=== The request ===
The records below hold pictures; please leave those out and retype the rest exactly.

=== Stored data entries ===
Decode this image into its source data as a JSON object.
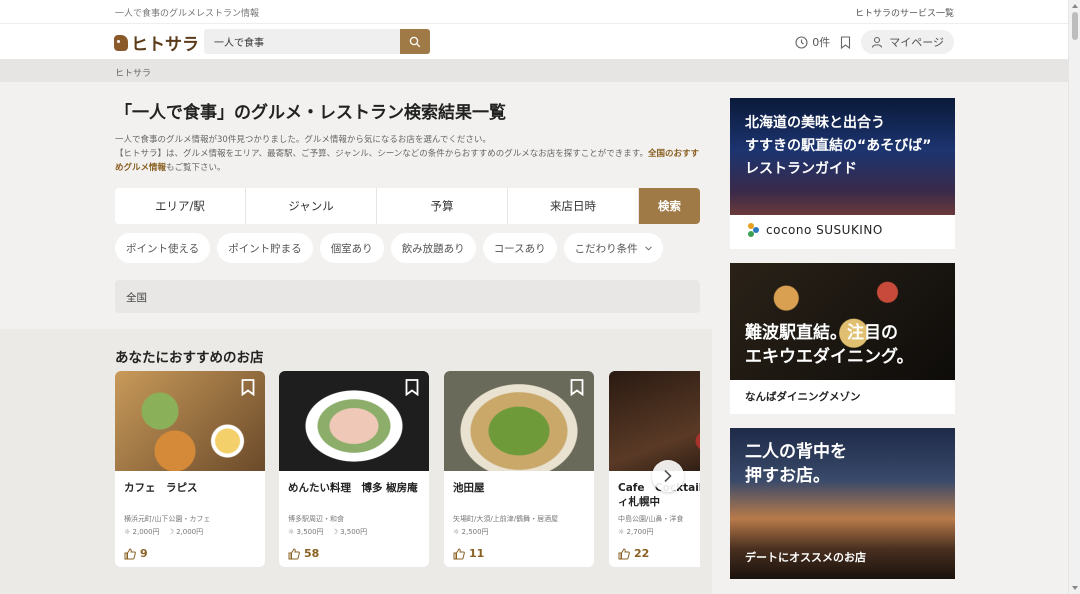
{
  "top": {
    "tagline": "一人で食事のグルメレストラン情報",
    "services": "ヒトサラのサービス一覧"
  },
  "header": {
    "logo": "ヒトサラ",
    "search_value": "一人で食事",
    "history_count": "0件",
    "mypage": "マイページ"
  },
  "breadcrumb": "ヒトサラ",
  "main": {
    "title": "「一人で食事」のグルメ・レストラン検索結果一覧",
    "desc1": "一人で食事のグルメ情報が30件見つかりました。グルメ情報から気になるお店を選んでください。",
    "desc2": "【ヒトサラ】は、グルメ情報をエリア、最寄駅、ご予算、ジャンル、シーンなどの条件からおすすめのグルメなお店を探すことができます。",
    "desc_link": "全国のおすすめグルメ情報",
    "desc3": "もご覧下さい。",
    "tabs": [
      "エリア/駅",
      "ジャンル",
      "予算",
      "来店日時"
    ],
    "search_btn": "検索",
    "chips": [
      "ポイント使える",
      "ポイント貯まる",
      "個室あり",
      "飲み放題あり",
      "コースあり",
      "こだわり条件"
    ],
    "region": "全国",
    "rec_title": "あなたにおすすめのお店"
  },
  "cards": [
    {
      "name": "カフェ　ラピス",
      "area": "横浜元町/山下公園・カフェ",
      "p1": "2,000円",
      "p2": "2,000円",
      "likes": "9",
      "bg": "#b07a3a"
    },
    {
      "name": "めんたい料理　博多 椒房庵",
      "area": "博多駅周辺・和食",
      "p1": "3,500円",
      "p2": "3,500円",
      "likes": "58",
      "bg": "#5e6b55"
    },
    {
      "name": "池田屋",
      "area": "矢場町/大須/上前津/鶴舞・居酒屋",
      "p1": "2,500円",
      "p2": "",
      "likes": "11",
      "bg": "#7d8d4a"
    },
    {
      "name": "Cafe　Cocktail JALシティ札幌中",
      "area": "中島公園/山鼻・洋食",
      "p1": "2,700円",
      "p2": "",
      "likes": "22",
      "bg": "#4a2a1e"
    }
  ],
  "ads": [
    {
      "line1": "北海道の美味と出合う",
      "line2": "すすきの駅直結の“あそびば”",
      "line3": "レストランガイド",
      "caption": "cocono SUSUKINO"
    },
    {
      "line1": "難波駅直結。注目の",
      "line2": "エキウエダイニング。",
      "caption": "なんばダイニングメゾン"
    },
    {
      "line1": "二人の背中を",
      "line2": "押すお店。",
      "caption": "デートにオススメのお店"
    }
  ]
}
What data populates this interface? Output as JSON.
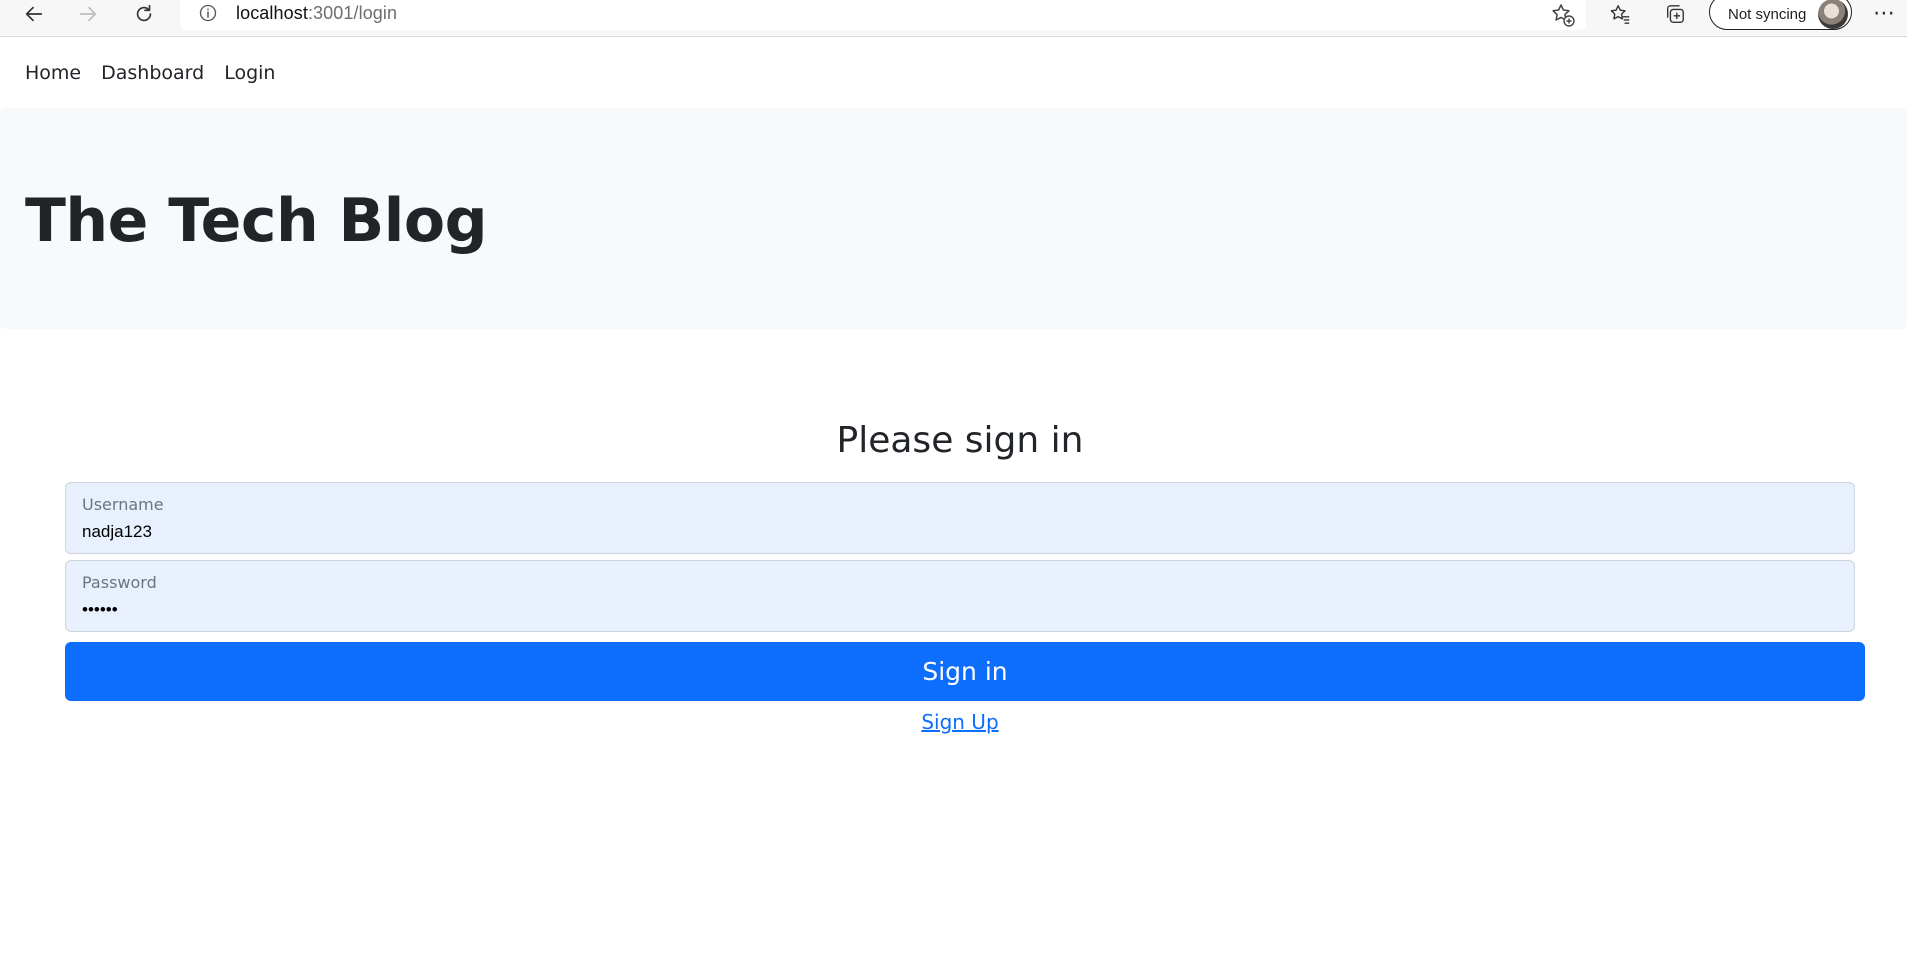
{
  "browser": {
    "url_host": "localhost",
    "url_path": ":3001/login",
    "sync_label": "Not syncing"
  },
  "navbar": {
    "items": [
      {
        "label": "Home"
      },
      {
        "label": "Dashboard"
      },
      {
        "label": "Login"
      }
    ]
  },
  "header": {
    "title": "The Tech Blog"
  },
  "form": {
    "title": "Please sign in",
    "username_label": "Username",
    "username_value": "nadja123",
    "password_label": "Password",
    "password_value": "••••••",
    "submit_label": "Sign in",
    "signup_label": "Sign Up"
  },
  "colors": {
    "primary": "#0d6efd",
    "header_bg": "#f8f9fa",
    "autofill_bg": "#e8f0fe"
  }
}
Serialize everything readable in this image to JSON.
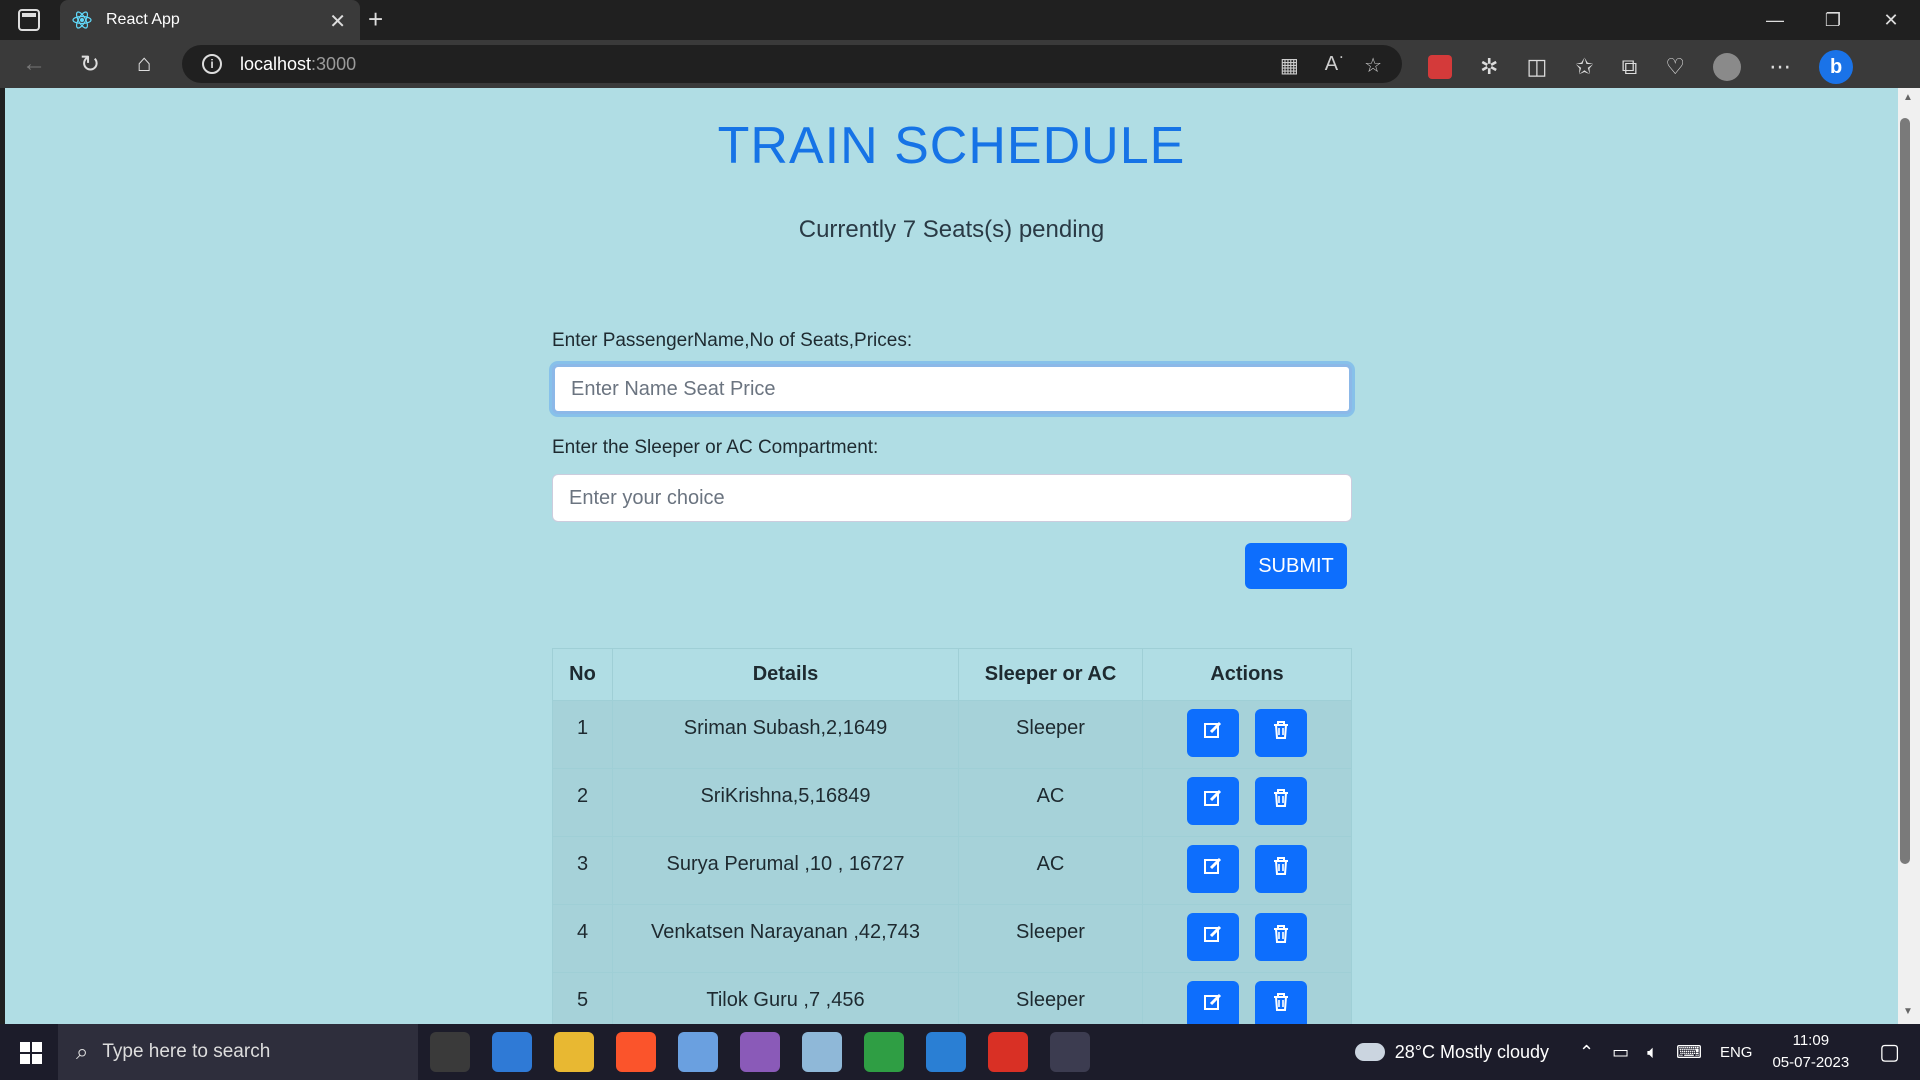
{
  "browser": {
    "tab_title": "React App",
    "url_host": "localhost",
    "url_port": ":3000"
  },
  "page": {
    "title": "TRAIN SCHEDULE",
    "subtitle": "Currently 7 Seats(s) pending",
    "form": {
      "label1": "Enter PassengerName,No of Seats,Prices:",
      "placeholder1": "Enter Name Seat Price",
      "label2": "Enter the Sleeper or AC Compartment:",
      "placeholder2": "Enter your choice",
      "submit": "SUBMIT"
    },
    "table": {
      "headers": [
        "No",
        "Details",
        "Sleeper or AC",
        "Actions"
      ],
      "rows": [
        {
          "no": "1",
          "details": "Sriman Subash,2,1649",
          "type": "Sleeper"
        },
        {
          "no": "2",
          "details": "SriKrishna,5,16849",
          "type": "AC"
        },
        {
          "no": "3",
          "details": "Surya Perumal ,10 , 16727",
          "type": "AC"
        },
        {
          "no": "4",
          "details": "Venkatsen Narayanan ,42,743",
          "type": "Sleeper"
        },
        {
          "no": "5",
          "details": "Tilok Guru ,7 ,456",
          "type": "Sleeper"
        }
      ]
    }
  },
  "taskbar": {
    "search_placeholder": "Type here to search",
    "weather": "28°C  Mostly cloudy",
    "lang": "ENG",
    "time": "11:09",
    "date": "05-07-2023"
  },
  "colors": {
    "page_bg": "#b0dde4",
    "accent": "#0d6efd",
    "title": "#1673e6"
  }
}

=== Solution to this task ===
Decode this image into its source data as a JSON object.
{
  "top": {
    "tagline": "一人で食事のグルメレストラン情報",
    "services": "ヒトサラのサービス一覧"
  },
  "header": {
    "logo": "ヒトサラ",
    "search_value": "一人で食事",
    "history_count": "0件",
    "mypage": "マイページ"
  },
  "breadcrumb": "ヒトサラ",
  "main": {
    "title": "「一人で食事」のグルメ・レストラン検索結果一覧",
    "desc1": "一人で食事のグルメ情報が30件見つかりました。グルメ情報から気になるお店を選んでください。",
    "desc2": "【ヒトサラ】は、グルメ情報をエリア、最寄駅、ご予算、ジャンル、シーンなどの条件からおすすめのグルメなお店を探すことができます。",
    "desc_link": "全国のおすすめグルメ情報",
    "desc3": "もご覧下さい。",
    "tabs": [
      "エリア/駅",
      "ジャンル",
      "予算",
      "来店日時"
    ],
    "search_btn": "検索",
    "chips": [
      "ポイント使える",
      "ポイント貯まる",
      "個室あり",
      "飲み放題あり",
      "コースあり",
      "こだわり条件"
    ],
    "region": "全国",
    "rec_title": "あなたにおすすめのお店"
  },
  "cards": [
    {
      "name": "カフェ　ラピス",
      "area": "横浜元町/山下公園・カフェ",
      "p1": "2,000円",
      "p2": "2,000円",
      "likes": "9",
      "bg": "#b07a3a"
    },
    {
      "name": "めんたい料理　博多 椒房庵",
      "area": "博多駅周辺・和食",
      "p1": "3,500円",
      "p2": "3,500円",
      "likes": "58",
      "bg": "#5e6b55"
    },
    {
      "name": "池田屋",
      "area": "矢場町/大須/上前津/鶴舞・居酒屋",
      "p1": "2,500円",
      "p2": "",
      "likes": "11",
      "bg": "#7d8d4a"
    },
    {
      "name": "Cafe　Cocktail JALシティ札幌中",
      "area": "中島公園/山鼻・洋食",
      "p1": "2,700円",
      "p2": "",
      "likes": "22",
      "bg": "#4a2a1e"
    }
  ],
  "ads": [
    {
      "line1": "北海道の美味と出合う",
      "line2": "すすきの駅直結の“あそびば”",
      "line3": "レストランガイド",
      "caption": "cocono SUSUKINO"
    },
    {
      "line1": "難波駅直結。注目の",
      "line2": "エキウエダイニング。",
      "caption": "なんばダイニングメゾン"
    },
    {
      "line1": "二人の背中を",
      "line2": "押すお店。",
      "caption": "デートにオススメのお店"
    }
  ]
}
What data populates this interface? Output as JSON.
{
  "browser": {
    "url_host": "localhost",
    "url_path": ":3001/login",
    "sync_label": "Not syncing"
  },
  "navbar": {
    "items": [
      {
        "label": "Home"
      },
      {
        "label": "Dashboard"
      },
      {
        "label": "Login"
      }
    ]
  },
  "header": {
    "title": "The Tech Blog"
  },
  "form": {
    "title": "Please sign in",
    "username_label": "Username",
    "username_value": "nadja123",
    "password_label": "Password",
    "password_value": "••••••",
    "submit_label": "Sign in",
    "signup_label": "Sign Up"
  },
  "colors": {
    "primary": "#0d6efd",
    "header_bg": "#f8f9fa",
    "autofill_bg": "#e8f0fe"
  }
}
Serialize everything readable in this image to JSON.
{
  "browser": {
    "tab_title": "React App",
    "url_host": "localhost",
    "url_port": ":3000"
  },
  "page": {
    "title": "TRAIN SCHEDULE",
    "subtitle": "Currently 7 Seats(s) pending",
    "form": {
      "label1": "Enter PassengerName,No of Seats,Prices:",
      "placeholder1": "Enter Name Seat Price",
      "label2": "Enter the Sleeper or AC Compartment:",
      "placeholder2": "Enter your choice",
      "submit": "SUBMIT"
    },
    "table": {
      "headers": [
        "No",
        "Details",
        "Sleeper or AC",
        "Actions"
      ],
      "rows": [
        {
          "no": "1",
          "details": "Sriman Subash,2,1649",
          "type": "Sleeper"
        },
        {
          "no": "2",
          "details": "SriKrishna,5,16849",
          "type": "AC"
        },
        {
          "no": "3",
          "details": "Surya Perumal ,10 , 16727",
          "type": "AC"
        },
        {
          "no": "4",
          "details": "Venkatsen Narayanan ,42,743",
          "type": "Sleeper"
        },
        {
          "no": "5",
          "details": "Tilok Guru ,7 ,456",
          "type": "Sleeper"
        }
      ]
    }
  },
  "taskbar": {
    "search_placeholder": "Type here to search",
    "weather": "28°C  Mostly cloudy",
    "lang": "ENG",
    "time": "11:09",
    "date": "05-07-2023"
  },
  "colors": {
    "page_bg": "#b0dde4",
    "accent": "#0d6efd",
    "title": "#1673e6"
  }
}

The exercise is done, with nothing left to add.